:: EXERCISE ::
Give the listing below again in full, exactly as written.

:: EXERCISE MATERIAL ::
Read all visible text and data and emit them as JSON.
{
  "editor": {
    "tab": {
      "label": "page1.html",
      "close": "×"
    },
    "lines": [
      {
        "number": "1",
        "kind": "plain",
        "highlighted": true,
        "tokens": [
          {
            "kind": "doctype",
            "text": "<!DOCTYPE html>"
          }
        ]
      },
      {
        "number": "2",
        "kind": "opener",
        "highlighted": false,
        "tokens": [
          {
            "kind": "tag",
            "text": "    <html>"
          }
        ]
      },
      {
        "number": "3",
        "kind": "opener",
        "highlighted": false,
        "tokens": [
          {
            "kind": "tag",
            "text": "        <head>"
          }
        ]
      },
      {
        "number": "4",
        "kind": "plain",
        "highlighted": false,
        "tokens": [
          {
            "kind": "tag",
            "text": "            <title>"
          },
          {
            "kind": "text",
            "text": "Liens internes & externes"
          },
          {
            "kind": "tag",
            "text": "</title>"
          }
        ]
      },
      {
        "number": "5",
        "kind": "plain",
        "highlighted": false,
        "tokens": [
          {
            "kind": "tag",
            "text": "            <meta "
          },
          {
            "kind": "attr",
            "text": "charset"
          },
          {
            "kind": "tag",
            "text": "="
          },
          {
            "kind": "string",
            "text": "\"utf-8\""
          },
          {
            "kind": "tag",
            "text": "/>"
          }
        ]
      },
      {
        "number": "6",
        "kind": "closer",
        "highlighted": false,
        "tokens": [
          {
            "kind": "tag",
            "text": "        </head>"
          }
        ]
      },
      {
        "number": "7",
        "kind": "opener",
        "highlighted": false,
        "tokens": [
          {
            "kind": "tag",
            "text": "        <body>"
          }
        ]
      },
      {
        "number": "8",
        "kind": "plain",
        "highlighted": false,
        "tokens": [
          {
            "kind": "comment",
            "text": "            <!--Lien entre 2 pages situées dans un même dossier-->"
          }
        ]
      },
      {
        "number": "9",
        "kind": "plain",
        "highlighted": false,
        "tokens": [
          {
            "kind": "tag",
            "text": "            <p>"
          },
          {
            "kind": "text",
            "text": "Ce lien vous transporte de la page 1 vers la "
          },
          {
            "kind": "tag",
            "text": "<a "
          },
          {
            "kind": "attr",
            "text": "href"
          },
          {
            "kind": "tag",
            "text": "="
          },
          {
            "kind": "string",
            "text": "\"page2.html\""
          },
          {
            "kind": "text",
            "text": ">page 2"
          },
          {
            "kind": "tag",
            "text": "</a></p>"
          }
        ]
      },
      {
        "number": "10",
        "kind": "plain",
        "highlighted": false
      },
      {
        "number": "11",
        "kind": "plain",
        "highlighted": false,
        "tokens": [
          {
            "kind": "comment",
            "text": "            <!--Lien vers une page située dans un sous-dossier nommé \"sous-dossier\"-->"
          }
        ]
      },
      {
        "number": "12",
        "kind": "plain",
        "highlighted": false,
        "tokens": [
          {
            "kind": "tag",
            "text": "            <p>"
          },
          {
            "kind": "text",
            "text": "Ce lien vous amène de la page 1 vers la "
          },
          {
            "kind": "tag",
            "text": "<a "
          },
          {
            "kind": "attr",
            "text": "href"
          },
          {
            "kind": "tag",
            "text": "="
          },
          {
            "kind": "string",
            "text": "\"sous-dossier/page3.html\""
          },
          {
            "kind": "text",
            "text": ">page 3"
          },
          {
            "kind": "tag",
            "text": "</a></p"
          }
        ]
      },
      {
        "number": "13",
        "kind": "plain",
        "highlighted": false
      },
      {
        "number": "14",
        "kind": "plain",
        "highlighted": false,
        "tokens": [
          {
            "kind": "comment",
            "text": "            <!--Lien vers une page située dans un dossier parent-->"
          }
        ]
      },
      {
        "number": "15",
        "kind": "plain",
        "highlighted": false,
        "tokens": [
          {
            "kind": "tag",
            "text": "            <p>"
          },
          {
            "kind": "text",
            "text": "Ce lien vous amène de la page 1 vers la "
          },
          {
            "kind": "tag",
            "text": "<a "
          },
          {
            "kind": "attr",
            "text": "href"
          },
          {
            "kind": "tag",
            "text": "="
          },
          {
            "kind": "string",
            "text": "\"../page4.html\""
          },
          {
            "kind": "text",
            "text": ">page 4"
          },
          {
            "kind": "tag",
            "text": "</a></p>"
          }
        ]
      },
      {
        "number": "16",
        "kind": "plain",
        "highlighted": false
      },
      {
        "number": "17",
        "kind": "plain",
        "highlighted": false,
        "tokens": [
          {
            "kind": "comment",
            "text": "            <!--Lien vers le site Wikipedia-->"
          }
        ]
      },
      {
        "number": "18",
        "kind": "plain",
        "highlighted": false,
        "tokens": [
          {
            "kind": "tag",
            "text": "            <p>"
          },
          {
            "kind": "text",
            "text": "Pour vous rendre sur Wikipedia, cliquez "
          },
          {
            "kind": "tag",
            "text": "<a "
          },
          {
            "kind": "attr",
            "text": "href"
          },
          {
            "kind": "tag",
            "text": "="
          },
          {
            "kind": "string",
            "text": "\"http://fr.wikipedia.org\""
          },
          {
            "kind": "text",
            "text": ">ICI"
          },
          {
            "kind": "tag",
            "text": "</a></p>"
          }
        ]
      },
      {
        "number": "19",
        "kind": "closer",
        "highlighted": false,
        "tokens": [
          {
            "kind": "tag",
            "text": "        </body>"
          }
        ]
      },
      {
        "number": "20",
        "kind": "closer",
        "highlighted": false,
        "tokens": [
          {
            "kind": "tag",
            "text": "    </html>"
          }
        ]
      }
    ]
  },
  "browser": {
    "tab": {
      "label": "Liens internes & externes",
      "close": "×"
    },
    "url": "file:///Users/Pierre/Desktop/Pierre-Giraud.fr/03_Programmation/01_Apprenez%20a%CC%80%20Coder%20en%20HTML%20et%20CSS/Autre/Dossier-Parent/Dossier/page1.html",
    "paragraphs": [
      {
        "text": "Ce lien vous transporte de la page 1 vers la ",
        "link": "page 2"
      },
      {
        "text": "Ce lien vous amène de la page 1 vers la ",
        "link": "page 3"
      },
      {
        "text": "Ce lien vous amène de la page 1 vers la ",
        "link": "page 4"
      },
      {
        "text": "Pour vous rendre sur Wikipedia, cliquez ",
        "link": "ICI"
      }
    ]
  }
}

:: THE ANSWER ::
Read all visible text and data and emit them as JSON.
{
  "editor": {
    "tab": {
      "label": "page1.html",
      "close": "×"
    },
    "lines": [
      {
        "number": "1",
        "kind": "plain",
        "highlighted": true,
        "tokens": [
          {
            "kind": "doctype",
            "text": "<!DOCTYPE html>"
          }
        ]
      },
      {
        "number": "2",
        "kind": "opener",
        "highlighted": false,
        "tokens": [
          {
            "kind": "tag",
            "text": "    <html>"
          }
        ]
      },
      {
        "number": "3",
        "kind": "opener",
        "highlighted": false,
        "tokens": [
          {
            "kind": "tag",
            "text": "        <head>"
          }
        ]
      },
      {
        "number": "4",
        "kind": "plain",
        "highlighted": false,
        "tokens": [
          {
            "kind": "tag",
            "text": "            <title>"
          },
          {
            "kind": "text",
            "text": "Liens internes & externes"
          },
          {
            "kind": "tag",
            "text": "</title>"
          }
        ]
      },
      {
        "number": "5",
        "kind": "plain",
        "highlighted": false,
        "tokens": [
          {
            "kind": "tag",
            "text": "            <meta "
          },
          {
            "kind": "attr",
            "text": "charset"
          },
          {
            "kind": "tag",
            "text": "="
          },
          {
            "kind": "string",
            "text": "\"utf-8\""
          },
          {
            "kind": "tag",
            "text": "/>"
          }
        ]
      },
      {
        "number": "6",
        "kind": "closer",
        "highlighted": false,
        "tokens": [
          {
            "kind": "tag",
            "text": "        </head>"
          }
        ]
      },
      {
        "number": "7",
        "kind": "opener",
        "highlighted": false,
        "tokens": [
          {
            "kind": "tag",
            "text": "        <body>"
          }
        ]
      },
      {
        "number": "8",
        "kind": "plain",
        "highlighted": false,
        "tokens": [
          {
            "kind": "comment",
            "text": "            <!--Lien entre 2 pages situées dans un même dossier-->"
          }
        ]
      },
      {
        "number": "9",
        "kind": "plain",
        "highlighted": false,
        "tokens": [
          {
            "kind": "tag",
            "text": "            <p>"
          },
          {
            "kind": "text",
            "text": "Ce lien vous transporte de la page 1 vers la "
          },
          {
            "kind": "tag",
            "text": "<a "
          },
          {
            "kind": "attr",
            "text": "href"
          },
          {
            "kind": "tag",
            "text": "="
          },
          {
            "kind": "string",
            "text": "\"page2.html\""
          },
          {
            "kind": "text",
            "text": ">page 2"
          },
          {
            "kind": "tag",
            "text": "</a></p>"
          }
        ]
      },
      {
        "number": "10",
        "kind": "plain",
        "highlighted": false
      },
      {
        "number": "11",
        "kind": "plain",
        "highlighted": false,
        "tokens": [
          {
            "kind": "comment",
            "text": "            <!--Lien vers une page située dans un sous-dossier nommé \"sous-dossier\"-->"
          }
        ]
      },
      {
        "number": "12",
        "kind": "plain",
        "highlighted": false,
        "tokens": [
          {
            "kind": "tag",
            "text": "            <p>"
          },
          {
            "kind": "text",
            "text": "Ce lien vous amène de la page 1 vers la "
          },
          {
            "kind": "tag",
            "text": "<a "
          },
          {
            "kind": "attr",
            "text": "href"
          },
          {
            "kind": "tag",
            "text": "="
          },
          {
            "kind": "string",
            "text": "\"sous-dossier/page3.html\""
          },
          {
            "kind": "text",
            "text": ">page 3"
          },
          {
            "kind": "tag",
            "text": "</a></p"
          }
        ]
      },
      {
        "number": "13",
        "kind": "plain",
        "highlighted": false
      },
      {
        "number": "14",
        "kind": "plain",
        "highlighted": false,
        "tokens": [
          {
            "kind": "comment",
            "text": "            <!--Lien vers une page située dans un dossier parent-->"
          }
        ]
      },
      {
        "number": "15",
        "kind": "plain",
        "highlighted": false,
        "tokens": [
          {
            "kind": "tag",
            "text": "            <p>"
          },
          {
            "kind": "text",
            "text": "Ce lien vous amène de la page 1 vers la "
          },
          {
            "kind": "tag",
            "text": "<a "
          },
          {
            "kind": "attr",
            "text": "href"
          },
          {
            "kind": "tag",
            "text": "="
          },
          {
            "kind": "string",
            "text": "\"../page4.html\""
          },
          {
            "kind": "text",
            "text": ">page 4"
          },
          {
            "kind": "tag",
            "text": "</a></p>"
          }
        ]
      },
      {
        "number": "16",
        "kind": "plain",
        "highlighted": false
      },
      {
        "number": "17",
        "kind": "plain",
        "highlighted": false,
        "tokens": [
          {
            "kind": "comment",
            "text": "            <!--Lien vers le site Wikipedia-->"
          }
        ]
      },
      {
        "number": "18",
        "kind": "plain",
        "highlighted": false,
        "tokens": [
          {
            "kind": "tag",
            "text": "            <p>"
          },
          {
            "kind": "text",
            "text": "Pour vous rendre sur Wikipedia, cliquez "
          },
          {
            "kind": "tag",
            "text": "<a "
          },
          {
            "kind": "attr",
            "text": "href"
          },
          {
            "kind": "tag",
            "text": "="
          },
          {
            "kind": "string",
            "text": "\"http://fr.wikipedia.org\""
          },
          {
            "kind": "text",
            "text": ">ICI"
          },
          {
            "kind": "tag",
            "text": "</a></p>"
          }
        ]
      },
      {
        "number": "19",
        "kind": "closer",
        "highlighted": false,
        "tokens": [
          {
            "kind": "tag",
            "text": "        </body>"
          }
        ]
      },
      {
        "number": "20",
        "kind": "closer",
        "highlighted": false,
        "tokens": [
          {
            "kind": "tag",
            "text": "    </html>"
          }
        ]
      }
    ]
  },
  "browser": {
    "tab": {
      "label": "Liens internes & externes",
      "close": "×"
    },
    "url": "file:///Users/Pierre/Desktop/Pierre-Giraud.fr/03_Programmation/01_Apprenez%20a%CC%80%20Coder%20en%20HTML%20et%20CSS/Autre/Dossier-Parent/Dossier/page1.html",
    "paragraphs": [
      {
        "text": "Ce lien vous transporte de la page 1 vers la ",
        "link": "page 2"
      },
      {
        "text": "Ce lien vous amène de la page 1 vers la ",
        "link": "page 3"
      },
      {
        "text": "Ce lien vous amène de la page 1 vers la ",
        "link": "page 4"
      },
      {
        "text": "Pour vous rendre sur Wikipedia, cliquez ",
        "link": "ICI"
      }
    ]
  }
}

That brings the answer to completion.